Find each line with the string "grid" and report it.

[start Data to use]

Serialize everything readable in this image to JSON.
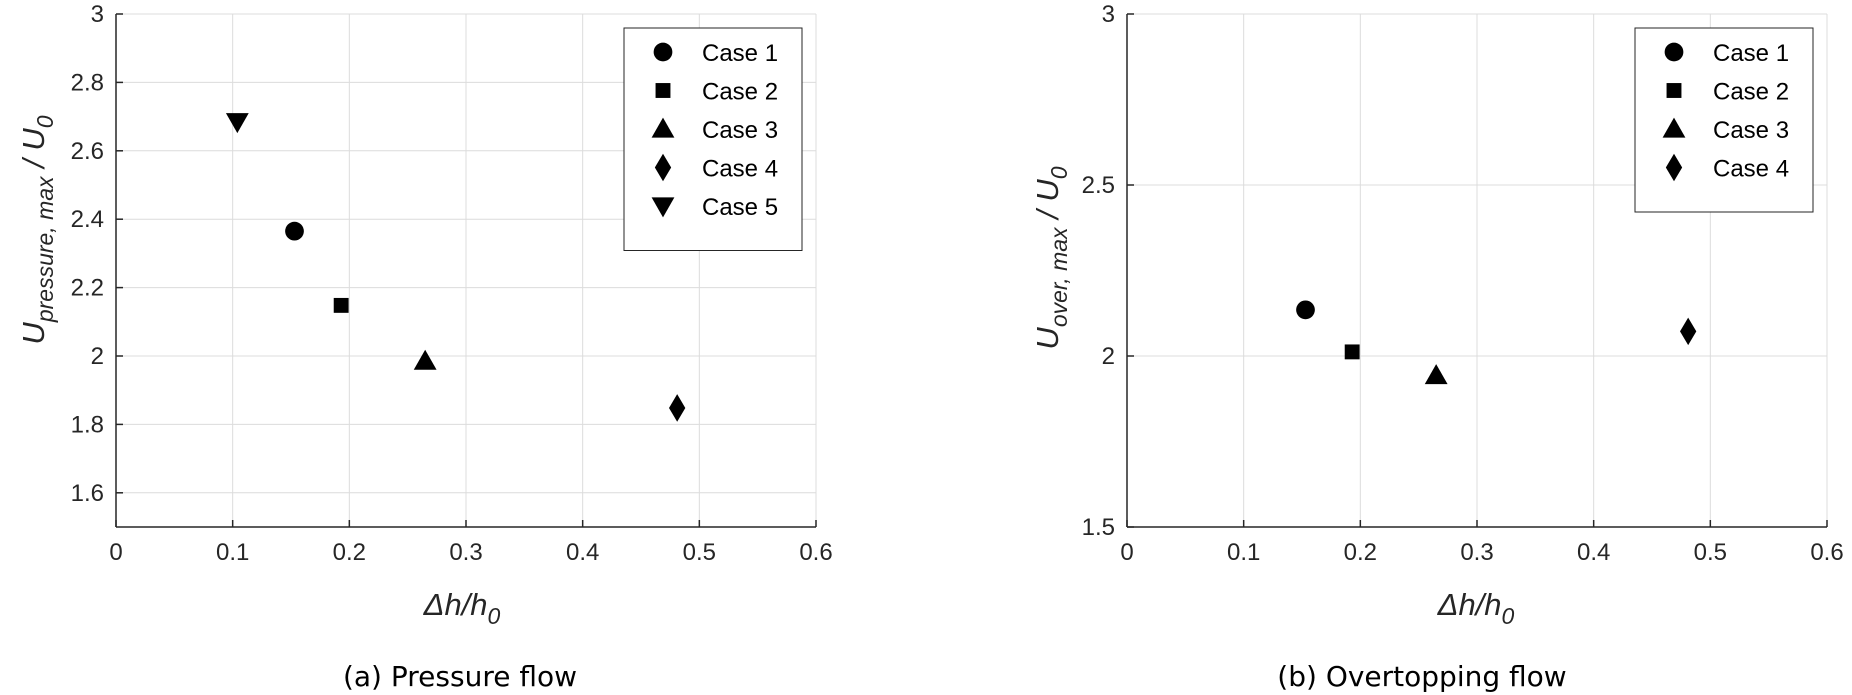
{
  "chart_data": [
    {
      "type": "scatter",
      "caption": "(a) Pressure flow",
      "xlabel": {
        "main": "Δh/h",
        "sub": "0"
      },
      "ylabel": {
        "main": "U",
        "sub": "pressure, max",
        "tail": " / U",
        "tail_sub": "0"
      },
      "xlim": [
        0,
        0.6
      ],
      "ylim": [
        1.5,
        3.0
      ],
      "xticks": [
        0,
        0.1,
        0.2,
        0.3,
        0.4,
        0.5,
        0.6
      ],
      "xtick_labels": [
        "0",
        "0.1",
        "0.2",
        "0.3",
        "0.4",
        "0.5",
        "0.6"
      ],
      "yticks": [
        1.6,
        1.8,
        2.0,
        2.2,
        2.4,
        2.6,
        2.8,
        3.0
      ],
      "ytick_labels": [
        "1.6",
        "1.8",
        "2",
        "2.2",
        "2.4",
        "2.6",
        "2.8",
        "3"
      ],
      "grid": true,
      "legend_position": "top-right",
      "series": [
        {
          "name": "Case 1",
          "marker": "circle",
          "x": 0.153,
          "y": 2.365
        },
        {
          "name": "Case 2",
          "marker": "square",
          "x": 0.193,
          "y": 2.148
        },
        {
          "name": "Case 3",
          "marker": "triangle-up",
          "x": 0.265,
          "y": 1.985
        },
        {
          "name": "Case 4",
          "marker": "diamond",
          "x": 0.481,
          "y": 1.848
        },
        {
          "name": "Case 5",
          "marker": "triangle-down",
          "x": 0.104,
          "y": 2.685
        }
      ]
    },
    {
      "type": "scatter",
      "caption": "(b) Overtopping flow",
      "xlabel": {
        "main": "Δh/h",
        "sub": "0"
      },
      "ylabel": {
        "main": "U",
        "sub": "over, max",
        "tail": " / U",
        "tail_sub": "0"
      },
      "xlim": [
        0,
        0.6
      ],
      "ylim": [
        1.5,
        3.0
      ],
      "xticks": [
        0,
        0.1,
        0.2,
        0.3,
        0.4,
        0.5,
        0.6
      ],
      "xtick_labels": [
        "0",
        "0.1",
        "0.2",
        "0.3",
        "0.4",
        "0.5",
        "0.6"
      ],
      "yticks": [
        1.5,
        2.0,
        2.5,
        3.0
      ],
      "ytick_labels": [
        "1.5",
        "2",
        "2.5",
        "3"
      ],
      "grid": true,
      "legend_position": "top-right",
      "series": [
        {
          "name": "Case 1",
          "marker": "circle",
          "x": 0.153,
          "y": 2.135
        },
        {
          "name": "Case 2",
          "marker": "square",
          "x": 0.193,
          "y": 2.012
        },
        {
          "name": "Case 3",
          "marker": "triangle-up",
          "x": 0.265,
          "y": 1.943
        },
        {
          "name": "Case 4",
          "marker": "diamond",
          "x": 0.481,
          "y": 2.072
        }
      ]
    }
  ],
  "colors": {
    "marker": "#000000",
    "axis": "#262626",
    "grid": "#dcdcdc"
  }
}
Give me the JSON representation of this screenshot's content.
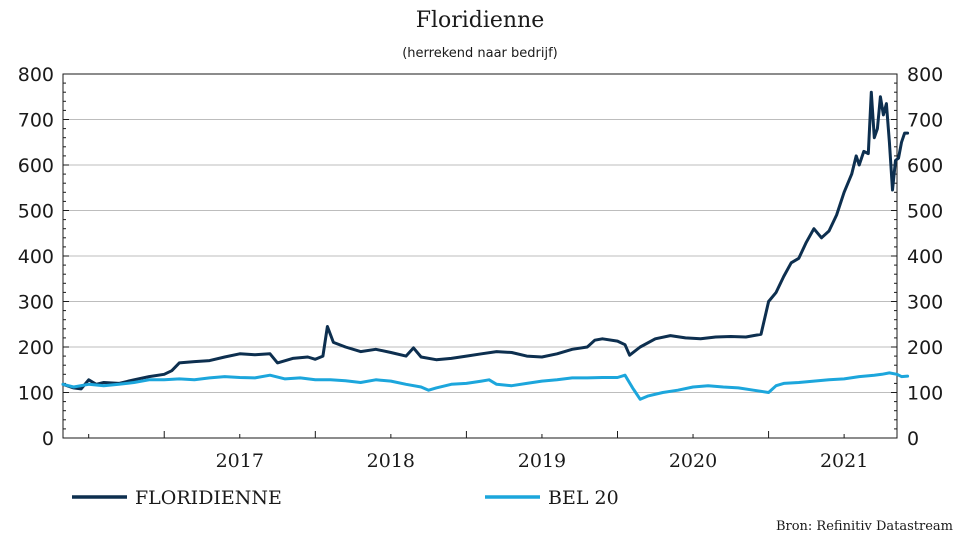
{
  "chart_data": {
    "type": "line",
    "title": "Floridienne",
    "subtitle": "(herrekend naar bedrijf)",
    "source": "Bron: Refinitiv Datastream",
    "x_range": [
      2016.33,
      2021.85
    ],
    "ylim": [
      0,
      800
    ],
    "yticks": [
      0,
      100,
      200,
      300,
      400,
      500,
      600,
      700,
      800
    ],
    "xticks": [
      {
        "label": "2017",
        "x": 2017.0
      },
      {
        "label": "2018",
        "x": 2018.0
      },
      {
        "label": "2019",
        "x": 2019.0
      },
      {
        "label": "2020",
        "x": 2020.0
      },
      {
        "label": "2021",
        "x": 2021.0
      }
    ],
    "y_axis_both_sides": true,
    "grid": "horizontal",
    "legend_position": "bottom",
    "series": [
      {
        "name": "FLORIDIENNE",
        "color": "#0d2f4f",
        "points": [
          [
            2016.33,
            118
          ],
          [
            2016.4,
            110
          ],
          [
            2016.45,
            108
          ],
          [
            2016.5,
            128
          ],
          [
            2016.55,
            118
          ],
          [
            2016.6,
            122
          ],
          [
            2016.7,
            120
          ],
          [
            2016.8,
            128
          ],
          [
            2016.9,
            135
          ],
          [
            2017.0,
            140
          ],
          [
            2017.05,
            148
          ],
          [
            2017.1,
            165
          ],
          [
            2017.2,
            168
          ],
          [
            2017.3,
            170
          ],
          [
            2017.4,
            178
          ],
          [
            2017.5,
            185
          ],
          [
            2017.6,
            183
          ],
          [
            2017.7,
            185
          ],
          [
            2017.75,
            165
          ],
          [
            2017.85,
            175
          ],
          [
            2017.95,
            178
          ],
          [
            2018.0,
            173
          ],
          [
            2018.05,
            180
          ],
          [
            2018.08,
            245
          ],
          [
            2018.12,
            210
          ],
          [
            2018.2,
            200
          ],
          [
            2018.3,
            190
          ],
          [
            2018.4,
            195
          ],
          [
            2018.5,
            188
          ],
          [
            2018.6,
            180
          ],
          [
            2018.65,
            198
          ],
          [
            2018.7,
            178
          ],
          [
            2018.8,
            172
          ],
          [
            2018.9,
            175
          ],
          [
            2019.0,
            180
          ],
          [
            2019.1,
            185
          ],
          [
            2019.2,
            190
          ],
          [
            2019.3,
            188
          ],
          [
            2019.4,
            180
          ],
          [
            2019.5,
            178
          ],
          [
            2019.6,
            185
          ],
          [
            2019.7,
            195
          ],
          [
            2019.8,
            200
          ],
          [
            2019.85,
            215
          ],
          [
            2019.9,
            218
          ],
          [
            2020.0,
            213
          ],
          [
            2020.05,
            205
          ],
          [
            2020.08,
            182
          ],
          [
            2020.15,
            200
          ],
          [
            2020.25,
            218
          ],
          [
            2020.35,
            225
          ],
          [
            2020.45,
            220
          ],
          [
            2020.55,
            218
          ],
          [
            2020.65,
            222
          ],
          [
            2020.75,
            223
          ],
          [
            2020.85,
            222
          ],
          [
            2020.9,
            225
          ],
          [
            2020.95,
            228
          ],
          [
            2021.0,
            300
          ],
          [
            2021.05,
            320
          ],
          [
            2021.1,
            355
          ],
          [
            2021.15,
            385
          ],
          [
            2021.2,
            395
          ],
          [
            2021.25,
            430
          ],
          [
            2021.3,
            460
          ],
          [
            2021.35,
            440
          ],
          [
            2021.4,
            455
          ],
          [
            2021.45,
            490
          ],
          [
            2021.5,
            540
          ],
          [
            2021.55,
            580
          ],
          [
            2021.58,
            620
          ],
          [
            2021.6,
            600
          ],
          [
            2021.63,
            630
          ],
          [
            2021.66,
            625
          ],
          [
            2021.68,
            760
          ],
          [
            2021.7,
            660
          ],
          [
            2021.72,
            680
          ],
          [
            2021.74,
            750
          ],
          [
            2021.76,
            710
          ],
          [
            2021.78,
            735
          ],
          [
            2021.8,
            650
          ],
          [
            2021.82,
            545
          ],
          [
            2021.84,
            610
          ],
          [
            2021.86,
            615
          ],
          [
            2021.88,
            650
          ],
          [
            2021.9,
            670
          ],
          [
            2021.92,
            670
          ]
        ]
      },
      {
        "name": "BEL 20",
        "color": "#1ca6dc",
        "points": [
          [
            2016.33,
            118
          ],
          [
            2016.4,
            112
          ],
          [
            2016.5,
            118
          ],
          [
            2016.6,
            115
          ],
          [
            2016.7,
            118
          ],
          [
            2016.8,
            122
          ],
          [
            2016.9,
            128
          ],
          [
            2017.0,
            128
          ],
          [
            2017.1,
            130
          ],
          [
            2017.2,
            128
          ],
          [
            2017.3,
            132
          ],
          [
            2017.4,
            135
          ],
          [
            2017.5,
            133
          ],
          [
            2017.6,
            132
          ],
          [
            2017.7,
            138
          ],
          [
            2017.8,
            130
          ],
          [
            2017.9,
            132
          ],
          [
            2018.0,
            128
          ],
          [
            2018.1,
            128
          ],
          [
            2018.2,
            126
          ],
          [
            2018.3,
            122
          ],
          [
            2018.4,
            128
          ],
          [
            2018.5,
            125
          ],
          [
            2018.6,
            118
          ],
          [
            2018.7,
            112
          ],
          [
            2018.75,
            105
          ],
          [
            2018.8,
            110
          ],
          [
            2018.9,
            118
          ],
          [
            2019.0,
            120
          ],
          [
            2019.1,
            125
          ],
          [
            2019.15,
            128
          ],
          [
            2019.2,
            118
          ],
          [
            2019.3,
            115
          ],
          [
            2019.4,
            120
          ],
          [
            2019.5,
            125
          ],
          [
            2019.6,
            128
          ],
          [
            2019.7,
            132
          ],
          [
            2019.8,
            132
          ],
          [
            2019.9,
            133
          ],
          [
            2020.0,
            133
          ],
          [
            2020.05,
            138
          ],
          [
            2020.1,
            110
          ],
          [
            2020.15,
            85
          ],
          [
            2020.2,
            92
          ],
          [
            2020.3,
            100
          ],
          [
            2020.4,
            105
          ],
          [
            2020.5,
            112
          ],
          [
            2020.6,
            115
          ],
          [
            2020.7,
            112
          ],
          [
            2020.8,
            110
          ],
          [
            2020.9,
            105
          ],
          [
            2021.0,
            100
          ],
          [
            2021.05,
            115
          ],
          [
            2021.1,
            120
          ],
          [
            2021.2,
            122
          ],
          [
            2021.3,
            125
          ],
          [
            2021.4,
            128
          ],
          [
            2021.5,
            130
          ],
          [
            2021.6,
            135
          ],
          [
            2021.7,
            138
          ],
          [
            2021.75,
            140
          ],
          [
            2021.8,
            143
          ],
          [
            2021.85,
            140
          ],
          [
            2021.88,
            135
          ],
          [
            2021.92,
            136
          ]
        ]
      }
    ]
  }
}
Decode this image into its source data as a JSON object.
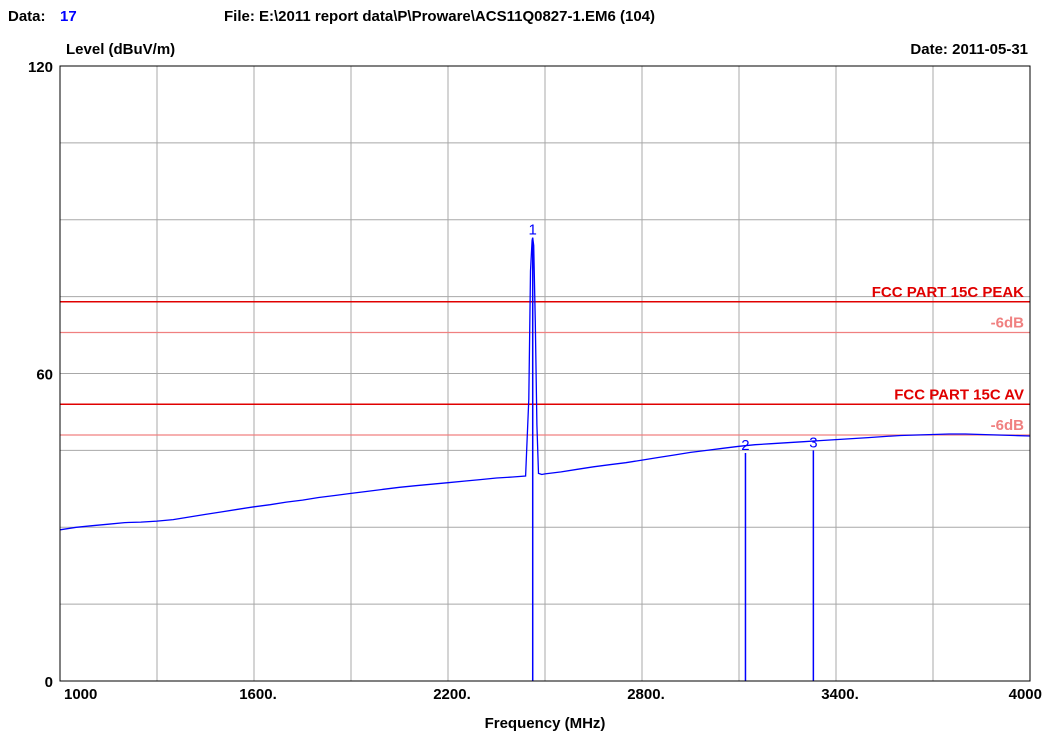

[end Data to use]

▸ Written response:
      "grid": true,
      "grid": true,
    "grid": "#dcdcdc"
    "grid": "horizontal",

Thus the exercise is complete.